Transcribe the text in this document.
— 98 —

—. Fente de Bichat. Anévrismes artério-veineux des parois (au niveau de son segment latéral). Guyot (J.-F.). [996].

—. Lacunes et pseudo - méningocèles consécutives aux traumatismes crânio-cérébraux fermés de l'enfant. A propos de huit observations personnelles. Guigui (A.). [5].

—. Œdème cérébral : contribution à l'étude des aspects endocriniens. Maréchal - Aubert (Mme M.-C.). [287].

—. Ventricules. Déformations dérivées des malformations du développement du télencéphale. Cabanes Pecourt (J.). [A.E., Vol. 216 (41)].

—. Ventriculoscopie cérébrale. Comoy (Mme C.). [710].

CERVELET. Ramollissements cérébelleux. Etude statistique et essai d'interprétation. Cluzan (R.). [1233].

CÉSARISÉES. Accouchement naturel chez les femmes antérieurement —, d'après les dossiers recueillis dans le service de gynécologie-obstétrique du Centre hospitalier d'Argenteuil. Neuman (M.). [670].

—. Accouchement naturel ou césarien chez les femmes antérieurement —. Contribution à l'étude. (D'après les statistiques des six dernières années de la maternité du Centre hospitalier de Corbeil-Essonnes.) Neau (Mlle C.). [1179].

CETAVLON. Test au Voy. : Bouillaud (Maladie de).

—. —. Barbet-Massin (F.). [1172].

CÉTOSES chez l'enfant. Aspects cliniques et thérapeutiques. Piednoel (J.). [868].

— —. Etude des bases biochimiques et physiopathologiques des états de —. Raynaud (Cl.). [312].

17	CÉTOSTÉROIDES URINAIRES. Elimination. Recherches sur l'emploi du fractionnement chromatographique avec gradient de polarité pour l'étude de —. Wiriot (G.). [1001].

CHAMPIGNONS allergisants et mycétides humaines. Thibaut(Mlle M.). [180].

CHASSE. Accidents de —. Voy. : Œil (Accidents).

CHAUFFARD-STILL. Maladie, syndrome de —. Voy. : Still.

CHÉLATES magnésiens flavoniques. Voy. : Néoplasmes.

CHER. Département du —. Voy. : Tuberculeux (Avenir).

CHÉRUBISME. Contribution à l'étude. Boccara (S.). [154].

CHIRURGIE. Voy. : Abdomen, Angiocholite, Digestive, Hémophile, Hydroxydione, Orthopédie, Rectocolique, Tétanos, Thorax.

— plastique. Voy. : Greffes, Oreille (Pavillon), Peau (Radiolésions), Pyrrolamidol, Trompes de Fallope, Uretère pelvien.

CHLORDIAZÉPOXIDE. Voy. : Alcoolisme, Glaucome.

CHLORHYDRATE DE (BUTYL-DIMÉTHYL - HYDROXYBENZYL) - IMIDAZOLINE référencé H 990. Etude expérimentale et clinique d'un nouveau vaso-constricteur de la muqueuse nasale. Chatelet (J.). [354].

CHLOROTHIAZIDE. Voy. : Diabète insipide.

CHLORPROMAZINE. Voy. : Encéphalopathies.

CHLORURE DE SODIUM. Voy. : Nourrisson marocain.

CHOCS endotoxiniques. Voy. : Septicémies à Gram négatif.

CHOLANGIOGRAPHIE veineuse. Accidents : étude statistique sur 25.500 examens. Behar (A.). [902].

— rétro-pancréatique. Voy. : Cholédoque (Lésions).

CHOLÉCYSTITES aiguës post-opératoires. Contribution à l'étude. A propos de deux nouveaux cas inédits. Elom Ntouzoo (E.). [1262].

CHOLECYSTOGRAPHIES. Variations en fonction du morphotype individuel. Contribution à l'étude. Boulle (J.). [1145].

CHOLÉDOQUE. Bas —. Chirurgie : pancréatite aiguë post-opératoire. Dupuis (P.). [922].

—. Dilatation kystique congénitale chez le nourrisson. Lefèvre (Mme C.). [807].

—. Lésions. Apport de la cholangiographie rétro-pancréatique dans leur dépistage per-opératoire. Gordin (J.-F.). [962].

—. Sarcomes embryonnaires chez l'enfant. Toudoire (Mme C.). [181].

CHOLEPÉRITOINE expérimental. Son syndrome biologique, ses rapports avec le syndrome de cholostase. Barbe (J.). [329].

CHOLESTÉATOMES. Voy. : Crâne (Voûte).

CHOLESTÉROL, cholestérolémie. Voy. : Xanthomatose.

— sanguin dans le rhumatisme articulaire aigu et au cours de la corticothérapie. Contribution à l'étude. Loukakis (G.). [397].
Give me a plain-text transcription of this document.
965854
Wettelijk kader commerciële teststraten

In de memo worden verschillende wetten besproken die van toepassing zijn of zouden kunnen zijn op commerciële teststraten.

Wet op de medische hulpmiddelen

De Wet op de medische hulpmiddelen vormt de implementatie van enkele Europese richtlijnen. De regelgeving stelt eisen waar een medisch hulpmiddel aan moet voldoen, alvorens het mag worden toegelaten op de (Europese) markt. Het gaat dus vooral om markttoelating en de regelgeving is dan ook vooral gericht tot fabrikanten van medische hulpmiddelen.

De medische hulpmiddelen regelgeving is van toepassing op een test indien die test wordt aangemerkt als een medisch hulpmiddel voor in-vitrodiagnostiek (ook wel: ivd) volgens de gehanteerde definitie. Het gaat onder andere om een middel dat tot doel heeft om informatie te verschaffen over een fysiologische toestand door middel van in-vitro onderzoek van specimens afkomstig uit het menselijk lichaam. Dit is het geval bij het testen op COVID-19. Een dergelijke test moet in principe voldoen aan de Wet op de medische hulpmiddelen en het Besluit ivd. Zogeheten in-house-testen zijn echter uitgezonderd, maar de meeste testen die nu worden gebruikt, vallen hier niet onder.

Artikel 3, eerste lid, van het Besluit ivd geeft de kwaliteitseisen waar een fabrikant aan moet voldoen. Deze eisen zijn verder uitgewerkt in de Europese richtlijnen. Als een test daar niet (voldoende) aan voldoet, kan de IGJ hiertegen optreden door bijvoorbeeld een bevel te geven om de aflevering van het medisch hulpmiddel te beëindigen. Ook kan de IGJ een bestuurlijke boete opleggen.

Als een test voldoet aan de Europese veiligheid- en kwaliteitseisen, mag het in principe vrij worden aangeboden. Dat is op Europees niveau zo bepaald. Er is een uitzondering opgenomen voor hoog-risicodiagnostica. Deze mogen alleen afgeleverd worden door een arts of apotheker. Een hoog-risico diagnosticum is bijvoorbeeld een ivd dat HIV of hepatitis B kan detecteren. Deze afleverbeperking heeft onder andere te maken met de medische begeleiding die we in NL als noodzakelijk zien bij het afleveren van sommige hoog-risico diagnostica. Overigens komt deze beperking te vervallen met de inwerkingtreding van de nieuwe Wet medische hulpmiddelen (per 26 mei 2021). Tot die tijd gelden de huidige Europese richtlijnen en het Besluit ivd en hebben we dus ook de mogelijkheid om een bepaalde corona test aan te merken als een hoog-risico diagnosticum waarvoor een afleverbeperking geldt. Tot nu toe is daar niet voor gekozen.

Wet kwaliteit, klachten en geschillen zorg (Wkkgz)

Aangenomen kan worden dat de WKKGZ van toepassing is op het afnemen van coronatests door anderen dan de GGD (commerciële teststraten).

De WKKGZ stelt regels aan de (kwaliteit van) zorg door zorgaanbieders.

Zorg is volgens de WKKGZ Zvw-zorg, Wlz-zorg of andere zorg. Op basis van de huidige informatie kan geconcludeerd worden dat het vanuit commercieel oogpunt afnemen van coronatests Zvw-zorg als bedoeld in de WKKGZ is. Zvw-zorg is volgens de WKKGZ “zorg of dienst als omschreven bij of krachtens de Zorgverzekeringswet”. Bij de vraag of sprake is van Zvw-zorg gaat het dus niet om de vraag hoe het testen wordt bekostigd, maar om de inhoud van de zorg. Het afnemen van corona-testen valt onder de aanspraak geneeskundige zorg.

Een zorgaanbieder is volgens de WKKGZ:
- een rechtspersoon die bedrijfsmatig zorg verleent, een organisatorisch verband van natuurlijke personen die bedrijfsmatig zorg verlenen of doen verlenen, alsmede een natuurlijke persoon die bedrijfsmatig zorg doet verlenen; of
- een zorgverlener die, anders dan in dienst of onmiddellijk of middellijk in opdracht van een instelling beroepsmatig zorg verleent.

> **Task goal**: Read the listing. Copy each line that has the word "naturel" in it.

> **Output**:
CÉSARISÉES. Accouchement naturel chez les femmes antérieurement —, d'après les dossiers recueillis dans le service de gynécologie-obstétrique du Centre hospitalier d'Argenteuil. Neuman (M.). [670].
—. Accouchement naturel ou césarien chez les femmes antérieurement —. Contribution à l'étude. (D'après les statistiques des six dernières années de la maternité du Centre hospitalier de Corbeil-Essonnes.) Neau (Mlle C.). [1179].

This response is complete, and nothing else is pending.